> _Entries supplied_:

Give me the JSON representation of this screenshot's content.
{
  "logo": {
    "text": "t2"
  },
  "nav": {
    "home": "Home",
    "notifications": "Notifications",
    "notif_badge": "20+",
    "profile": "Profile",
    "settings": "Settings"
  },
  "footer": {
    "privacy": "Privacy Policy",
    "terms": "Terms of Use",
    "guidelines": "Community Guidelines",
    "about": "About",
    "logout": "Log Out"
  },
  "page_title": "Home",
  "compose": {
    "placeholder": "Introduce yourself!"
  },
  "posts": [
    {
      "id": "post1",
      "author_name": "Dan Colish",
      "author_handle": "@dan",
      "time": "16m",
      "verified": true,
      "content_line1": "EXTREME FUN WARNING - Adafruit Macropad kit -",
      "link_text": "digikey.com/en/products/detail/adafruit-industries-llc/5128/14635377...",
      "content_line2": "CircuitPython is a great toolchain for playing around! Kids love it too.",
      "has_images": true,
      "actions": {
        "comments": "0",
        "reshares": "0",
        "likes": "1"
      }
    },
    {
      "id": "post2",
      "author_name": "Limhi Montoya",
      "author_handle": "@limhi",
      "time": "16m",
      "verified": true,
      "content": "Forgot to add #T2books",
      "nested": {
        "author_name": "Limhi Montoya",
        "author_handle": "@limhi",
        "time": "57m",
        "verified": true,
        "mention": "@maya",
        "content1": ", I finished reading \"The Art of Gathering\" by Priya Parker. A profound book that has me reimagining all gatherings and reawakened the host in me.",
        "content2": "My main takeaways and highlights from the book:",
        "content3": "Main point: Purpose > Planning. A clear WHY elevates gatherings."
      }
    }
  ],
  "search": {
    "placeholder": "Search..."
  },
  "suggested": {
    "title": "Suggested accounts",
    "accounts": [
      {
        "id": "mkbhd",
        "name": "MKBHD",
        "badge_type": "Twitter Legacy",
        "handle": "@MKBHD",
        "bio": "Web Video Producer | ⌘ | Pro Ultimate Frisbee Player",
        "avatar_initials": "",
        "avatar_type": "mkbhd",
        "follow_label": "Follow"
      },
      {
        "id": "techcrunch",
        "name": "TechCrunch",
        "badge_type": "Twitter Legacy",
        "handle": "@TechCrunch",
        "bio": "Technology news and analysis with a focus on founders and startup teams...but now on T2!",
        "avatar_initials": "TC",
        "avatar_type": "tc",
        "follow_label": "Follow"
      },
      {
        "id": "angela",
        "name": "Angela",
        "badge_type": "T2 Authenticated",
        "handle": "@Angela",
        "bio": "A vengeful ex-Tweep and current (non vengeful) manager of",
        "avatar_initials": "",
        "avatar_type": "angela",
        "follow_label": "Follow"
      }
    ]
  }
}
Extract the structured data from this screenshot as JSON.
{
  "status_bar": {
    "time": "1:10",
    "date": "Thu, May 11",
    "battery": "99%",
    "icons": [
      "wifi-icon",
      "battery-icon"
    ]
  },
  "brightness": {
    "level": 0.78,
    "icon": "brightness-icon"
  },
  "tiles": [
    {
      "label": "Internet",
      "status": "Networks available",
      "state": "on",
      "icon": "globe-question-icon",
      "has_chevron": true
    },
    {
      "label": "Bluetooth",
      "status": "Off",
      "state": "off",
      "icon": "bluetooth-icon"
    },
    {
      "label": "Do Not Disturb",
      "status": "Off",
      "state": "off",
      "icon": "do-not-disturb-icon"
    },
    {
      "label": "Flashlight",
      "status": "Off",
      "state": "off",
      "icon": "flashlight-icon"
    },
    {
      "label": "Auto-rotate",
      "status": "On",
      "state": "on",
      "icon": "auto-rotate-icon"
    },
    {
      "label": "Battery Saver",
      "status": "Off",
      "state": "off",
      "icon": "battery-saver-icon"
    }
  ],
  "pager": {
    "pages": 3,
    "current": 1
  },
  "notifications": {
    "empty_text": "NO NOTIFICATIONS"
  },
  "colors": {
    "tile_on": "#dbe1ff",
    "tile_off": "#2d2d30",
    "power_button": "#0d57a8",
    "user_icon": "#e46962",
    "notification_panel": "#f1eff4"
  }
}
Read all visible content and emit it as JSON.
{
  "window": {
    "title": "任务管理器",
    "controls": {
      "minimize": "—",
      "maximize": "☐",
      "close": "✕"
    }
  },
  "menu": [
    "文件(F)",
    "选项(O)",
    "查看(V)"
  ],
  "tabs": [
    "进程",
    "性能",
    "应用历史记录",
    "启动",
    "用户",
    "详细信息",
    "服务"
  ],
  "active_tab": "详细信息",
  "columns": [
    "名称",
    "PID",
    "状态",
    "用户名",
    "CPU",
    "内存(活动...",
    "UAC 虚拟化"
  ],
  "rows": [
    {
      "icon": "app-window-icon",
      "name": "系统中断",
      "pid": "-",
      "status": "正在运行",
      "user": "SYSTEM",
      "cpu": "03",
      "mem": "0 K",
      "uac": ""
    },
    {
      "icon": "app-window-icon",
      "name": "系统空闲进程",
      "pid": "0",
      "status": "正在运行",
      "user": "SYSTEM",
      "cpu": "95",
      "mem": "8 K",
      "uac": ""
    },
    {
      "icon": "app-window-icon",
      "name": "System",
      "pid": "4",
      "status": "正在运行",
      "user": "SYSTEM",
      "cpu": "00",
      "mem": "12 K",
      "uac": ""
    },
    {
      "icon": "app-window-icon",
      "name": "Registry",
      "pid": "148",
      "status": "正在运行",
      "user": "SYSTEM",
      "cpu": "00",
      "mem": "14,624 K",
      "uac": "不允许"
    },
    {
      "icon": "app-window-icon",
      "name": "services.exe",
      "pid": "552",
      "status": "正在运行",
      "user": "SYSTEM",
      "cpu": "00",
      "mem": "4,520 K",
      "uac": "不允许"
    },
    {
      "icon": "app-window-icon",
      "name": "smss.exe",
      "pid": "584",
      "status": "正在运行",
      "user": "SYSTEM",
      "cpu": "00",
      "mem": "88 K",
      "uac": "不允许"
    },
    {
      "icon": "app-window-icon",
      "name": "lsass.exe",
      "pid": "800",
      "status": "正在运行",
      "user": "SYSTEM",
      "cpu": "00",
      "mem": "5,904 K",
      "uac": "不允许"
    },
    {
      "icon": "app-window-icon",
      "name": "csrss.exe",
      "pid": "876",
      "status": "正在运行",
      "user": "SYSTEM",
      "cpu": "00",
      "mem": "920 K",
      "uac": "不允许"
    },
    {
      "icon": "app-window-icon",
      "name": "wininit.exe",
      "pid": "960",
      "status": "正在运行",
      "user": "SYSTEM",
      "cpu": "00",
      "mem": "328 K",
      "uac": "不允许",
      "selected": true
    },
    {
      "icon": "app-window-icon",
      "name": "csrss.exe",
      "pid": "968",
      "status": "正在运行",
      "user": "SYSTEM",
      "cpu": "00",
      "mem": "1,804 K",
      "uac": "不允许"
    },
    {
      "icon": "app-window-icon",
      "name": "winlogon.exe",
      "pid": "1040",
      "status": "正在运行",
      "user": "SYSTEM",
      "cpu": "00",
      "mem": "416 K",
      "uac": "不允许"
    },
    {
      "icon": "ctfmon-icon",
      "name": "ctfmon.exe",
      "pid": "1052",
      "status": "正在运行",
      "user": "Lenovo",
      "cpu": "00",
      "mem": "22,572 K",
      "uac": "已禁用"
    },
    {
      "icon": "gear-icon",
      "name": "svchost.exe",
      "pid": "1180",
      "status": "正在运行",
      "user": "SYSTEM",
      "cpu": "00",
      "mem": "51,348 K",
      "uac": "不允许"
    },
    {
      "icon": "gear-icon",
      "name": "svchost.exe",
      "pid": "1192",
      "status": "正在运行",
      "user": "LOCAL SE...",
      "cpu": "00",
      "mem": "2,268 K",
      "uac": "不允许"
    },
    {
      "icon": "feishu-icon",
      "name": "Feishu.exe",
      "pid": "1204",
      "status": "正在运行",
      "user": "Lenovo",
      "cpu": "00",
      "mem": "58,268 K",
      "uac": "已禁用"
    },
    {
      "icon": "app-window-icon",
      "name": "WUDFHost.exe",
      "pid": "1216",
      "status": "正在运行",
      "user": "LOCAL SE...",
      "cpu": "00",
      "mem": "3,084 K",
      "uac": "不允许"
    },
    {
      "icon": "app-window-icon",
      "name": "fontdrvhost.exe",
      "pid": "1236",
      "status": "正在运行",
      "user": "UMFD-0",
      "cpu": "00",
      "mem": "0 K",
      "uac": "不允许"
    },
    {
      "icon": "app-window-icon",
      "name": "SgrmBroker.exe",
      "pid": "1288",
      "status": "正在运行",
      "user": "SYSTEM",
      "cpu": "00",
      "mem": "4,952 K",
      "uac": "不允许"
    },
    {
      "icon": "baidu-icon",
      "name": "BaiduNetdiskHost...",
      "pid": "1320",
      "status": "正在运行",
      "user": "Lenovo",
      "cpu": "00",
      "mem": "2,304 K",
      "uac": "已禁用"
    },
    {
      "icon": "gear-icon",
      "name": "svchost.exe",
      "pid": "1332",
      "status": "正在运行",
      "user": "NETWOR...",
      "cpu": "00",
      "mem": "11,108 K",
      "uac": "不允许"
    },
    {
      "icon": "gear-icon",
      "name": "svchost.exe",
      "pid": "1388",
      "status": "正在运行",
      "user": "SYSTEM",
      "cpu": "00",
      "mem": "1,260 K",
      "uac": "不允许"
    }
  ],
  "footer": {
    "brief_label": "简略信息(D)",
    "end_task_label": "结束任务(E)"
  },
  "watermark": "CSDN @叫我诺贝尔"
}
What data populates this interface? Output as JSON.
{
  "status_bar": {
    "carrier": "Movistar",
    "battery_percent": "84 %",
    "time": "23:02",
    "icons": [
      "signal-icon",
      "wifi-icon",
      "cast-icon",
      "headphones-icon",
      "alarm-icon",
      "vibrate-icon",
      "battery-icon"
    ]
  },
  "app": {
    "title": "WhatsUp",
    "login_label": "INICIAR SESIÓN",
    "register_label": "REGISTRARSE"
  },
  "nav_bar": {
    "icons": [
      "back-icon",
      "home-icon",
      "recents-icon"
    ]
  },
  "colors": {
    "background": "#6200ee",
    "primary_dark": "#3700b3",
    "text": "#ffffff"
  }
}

> _Direction_: Scan the material for lines with the word "JSON", and copy each line you find.

> _Task solution_:
Give me the JSON representation of this screenshot's content.
Extract the structured data from this screenshot as JSON.
Read all visible content and emit it as JSON.
What data populates this interface? Output as JSON.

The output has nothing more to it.